TRECHO DO DOCUMENTO ->

>>

Ulicélio destaca abusos de poder, experiências de julgamento e, algumas vezes, falta de respostas satisfatórias a questionamentos essenciais para os jovens como algumas das causas mais comuns do afastamento deles com relação à religião. Além disso, o teólogo explica que a cultura contemporânea, fundamentada no racionalismo do século XIX, tende a questionar o mundo do ponto de vista da razão, indo de encontro a aspectos essenciais da religiosidade, como a fé: “A ciência acaba provando algo de forma palpável e racional enquanto a religião diz que algo é questão de fé. Então, para muitos jovens, a ciência acaba sendo a sua religião”.
Não ter religião não é o mesmo que não ter fé
Entretanto, ainda de acordo com o IBGE, se autodeclarar como “sem religião” não está diretamente relacionado à descrença em Deus, o que torna o fenômeno ainda mais complexo. O último Censo revelou que, dos 15,3 milhões de brasileiros que se diziam sem religião, em 2010, apenas 4% (615 mil) se consideravam ateus, ou seja, não acreditavam na existência de Deus; e somente 0,8% se afirmavam agnósticos (124 mil), dizendo não ser possível afirmar com certeza se Deus existe ou não. Como não houve novo Censo em 2020, por causa da pandemia, esses números podem ser maiores hoje.
Para a designer Tháyra Jesus, de 26 anos, nascida em um lar cristão protestante e membro da mesma religião que os pais até hoje, ela diz que viu, ao longo do tempo, muitos jovens deixarem a igreja, mas ainda assim continuarem afirmando ter fé. “Muitas pessoas que já conheci não se filiaram a uma denominação por conta de traumas, pelo que eu vi. Acontece muito de se desviar daquele caminho em que a pessoa foi ensinada, mas acredito que não se pode esquecer do que se aprendeu”.
Tháyra também foi líder de jovens da Convenção Batista no Pará, na regional Metropolitana II, e avalia que as gerações têm mudado sua forma de se relacionar com o aspecto espiritual da vida ao longo do tempo: “A juventude mudou muito sua visão, com uma galera que queria viver sua liberdade, sua independência, sem querer dar conta a um Deus supremo ou a uma divindade, por assim dizer. Os pais que tiveram filhos em 2000 já eram uma galera não tão presa à religião e estão criando uma juventude que segue a mesma tendência”.

<<

ATIVIDADE ->
Dê continuidade ao trecho sobre jovens que se afastam da religião, começando logo depois da última frase apresentada.

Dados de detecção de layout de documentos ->

>>

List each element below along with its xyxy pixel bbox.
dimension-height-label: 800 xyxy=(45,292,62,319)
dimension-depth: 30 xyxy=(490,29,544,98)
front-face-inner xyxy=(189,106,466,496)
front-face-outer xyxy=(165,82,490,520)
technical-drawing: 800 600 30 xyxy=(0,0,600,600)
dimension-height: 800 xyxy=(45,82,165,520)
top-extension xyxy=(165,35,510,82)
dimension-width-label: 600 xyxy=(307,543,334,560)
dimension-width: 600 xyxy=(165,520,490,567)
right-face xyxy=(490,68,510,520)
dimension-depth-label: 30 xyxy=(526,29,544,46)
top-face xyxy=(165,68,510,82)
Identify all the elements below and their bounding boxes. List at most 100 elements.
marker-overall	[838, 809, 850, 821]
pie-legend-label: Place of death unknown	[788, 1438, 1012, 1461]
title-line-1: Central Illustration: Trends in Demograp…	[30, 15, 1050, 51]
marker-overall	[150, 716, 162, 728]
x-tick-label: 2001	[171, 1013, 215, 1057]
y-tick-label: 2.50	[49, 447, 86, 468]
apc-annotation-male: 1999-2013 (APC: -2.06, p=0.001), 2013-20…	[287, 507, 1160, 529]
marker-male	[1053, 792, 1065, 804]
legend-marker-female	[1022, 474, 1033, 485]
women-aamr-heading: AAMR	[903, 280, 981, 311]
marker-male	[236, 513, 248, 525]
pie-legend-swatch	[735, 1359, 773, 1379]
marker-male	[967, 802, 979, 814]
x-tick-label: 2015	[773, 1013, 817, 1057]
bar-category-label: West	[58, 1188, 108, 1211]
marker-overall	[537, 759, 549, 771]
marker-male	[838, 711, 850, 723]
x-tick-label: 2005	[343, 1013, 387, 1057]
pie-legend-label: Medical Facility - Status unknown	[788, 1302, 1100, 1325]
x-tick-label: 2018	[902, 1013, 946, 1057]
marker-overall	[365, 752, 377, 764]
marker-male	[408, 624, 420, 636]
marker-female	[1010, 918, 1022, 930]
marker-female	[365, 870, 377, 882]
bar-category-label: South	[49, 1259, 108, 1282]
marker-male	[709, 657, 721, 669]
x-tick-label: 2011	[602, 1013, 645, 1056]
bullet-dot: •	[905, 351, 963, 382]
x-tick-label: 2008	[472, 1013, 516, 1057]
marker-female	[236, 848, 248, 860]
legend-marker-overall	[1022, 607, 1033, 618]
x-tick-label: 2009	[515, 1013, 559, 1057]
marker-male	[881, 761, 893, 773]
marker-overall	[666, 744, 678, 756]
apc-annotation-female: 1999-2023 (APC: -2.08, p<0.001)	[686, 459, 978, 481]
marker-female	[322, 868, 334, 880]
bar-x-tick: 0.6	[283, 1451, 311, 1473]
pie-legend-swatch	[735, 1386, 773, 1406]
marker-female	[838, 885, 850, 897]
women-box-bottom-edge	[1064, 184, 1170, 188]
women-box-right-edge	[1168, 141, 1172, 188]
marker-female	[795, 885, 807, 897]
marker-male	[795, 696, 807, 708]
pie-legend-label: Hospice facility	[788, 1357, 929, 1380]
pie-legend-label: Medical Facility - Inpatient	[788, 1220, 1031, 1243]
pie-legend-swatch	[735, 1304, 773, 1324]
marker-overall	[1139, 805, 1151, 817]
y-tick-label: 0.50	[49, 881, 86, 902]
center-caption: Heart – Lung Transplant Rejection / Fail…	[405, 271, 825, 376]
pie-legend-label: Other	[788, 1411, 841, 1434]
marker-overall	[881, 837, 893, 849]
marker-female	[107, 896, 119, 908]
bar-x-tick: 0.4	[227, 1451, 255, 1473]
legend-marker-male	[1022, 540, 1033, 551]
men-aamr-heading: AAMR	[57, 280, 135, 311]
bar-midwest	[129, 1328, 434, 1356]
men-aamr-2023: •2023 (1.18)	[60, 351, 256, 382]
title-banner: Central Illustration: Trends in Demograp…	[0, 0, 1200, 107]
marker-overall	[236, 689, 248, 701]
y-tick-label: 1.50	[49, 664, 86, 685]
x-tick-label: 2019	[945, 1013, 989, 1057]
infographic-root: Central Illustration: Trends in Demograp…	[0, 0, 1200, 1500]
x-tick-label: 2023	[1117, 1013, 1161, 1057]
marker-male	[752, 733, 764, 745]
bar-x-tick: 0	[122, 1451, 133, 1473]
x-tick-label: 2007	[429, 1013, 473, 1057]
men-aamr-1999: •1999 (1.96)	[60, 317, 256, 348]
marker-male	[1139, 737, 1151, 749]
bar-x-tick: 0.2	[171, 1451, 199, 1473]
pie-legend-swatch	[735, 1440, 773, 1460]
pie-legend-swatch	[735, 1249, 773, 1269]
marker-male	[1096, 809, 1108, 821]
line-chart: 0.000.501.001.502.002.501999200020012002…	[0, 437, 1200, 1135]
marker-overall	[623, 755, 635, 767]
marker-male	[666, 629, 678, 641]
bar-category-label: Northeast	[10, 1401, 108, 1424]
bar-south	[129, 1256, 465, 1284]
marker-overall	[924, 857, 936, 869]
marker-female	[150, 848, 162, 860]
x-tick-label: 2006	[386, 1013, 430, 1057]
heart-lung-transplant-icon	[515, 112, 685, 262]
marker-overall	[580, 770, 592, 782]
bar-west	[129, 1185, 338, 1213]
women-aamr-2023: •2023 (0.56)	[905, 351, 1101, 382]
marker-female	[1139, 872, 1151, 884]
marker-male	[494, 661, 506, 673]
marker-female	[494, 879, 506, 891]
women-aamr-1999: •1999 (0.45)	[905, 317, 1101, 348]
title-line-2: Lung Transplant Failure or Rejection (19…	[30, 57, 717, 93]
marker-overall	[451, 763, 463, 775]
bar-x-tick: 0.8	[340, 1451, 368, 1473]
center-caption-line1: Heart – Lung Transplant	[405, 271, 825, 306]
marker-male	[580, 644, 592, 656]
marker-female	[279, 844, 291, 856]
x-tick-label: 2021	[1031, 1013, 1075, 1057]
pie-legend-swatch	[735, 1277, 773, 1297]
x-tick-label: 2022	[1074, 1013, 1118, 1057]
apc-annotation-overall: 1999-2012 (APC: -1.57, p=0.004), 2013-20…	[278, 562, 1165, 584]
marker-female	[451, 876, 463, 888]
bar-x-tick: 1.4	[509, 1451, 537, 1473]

<<

RESPOSTA DA ATIVIDADE ->
Para Tháyra, a permanência em uma religião depende de compreensão pessoal da própria fé. No caso dela, a convicção veio na adolescência: "Eu entendi aquilo que eu fui ensinada desde pequena. Na minha adolescência e juventude eu entendi que aquilo fazia sentido para minha vida e eu queria seguir e aprender mais sobre aquilo”.
Pandemia e a egolatria colaboram com o fenômeno
Para o servidor público e líder da juventude da Igreja Batista Betel, em Belém, Afonso Gouvêa Júnior, a pandemia teve impacto sobre o desigrejamento de muitos jovens: “No pico da pandemia, foi necessário o distanciamento social, por conta do contágio. Hoje, não mais. No entanto, algumas pessoas usaram isso para não ter mais compromisso a igreja”.
Afonso também destaca a perda generalizada de um sentido espiritual da vida: “Tenho percebido que, para alguns jovens, o que vale é o hoje, o agora, não se importando com o seu futuro, com a sua vida, no sentido espiritual”.
Para o bispo auxiliar da arquidiocese de Belém, Dom Antônio Ribeiro, o problema também reflete o que ele chama de “egolatria”: “O fenômeno daqueles que dizem ter fé, mas não tem religião, está permeado de egolatria. Em vez de Deus, vem o ‘eu’, a própria vontade, liberdade, prazeres. A pessoa rejeita a institucionalidade da religião, mas se auto-institucionaliza”.
Dom Antônio critica esse posicionamento e avalia que é importante buscar o engajamento da juventude: “Talvez seja preciso mudar a linguagem e as estruturas de acompanhamento, mas reconhecemos que estamos diante de um grande desafio cultural. Temos consciência de que a Igreja não está sozinha; a evangelização depende da família, da educação, da sociedade etc.”.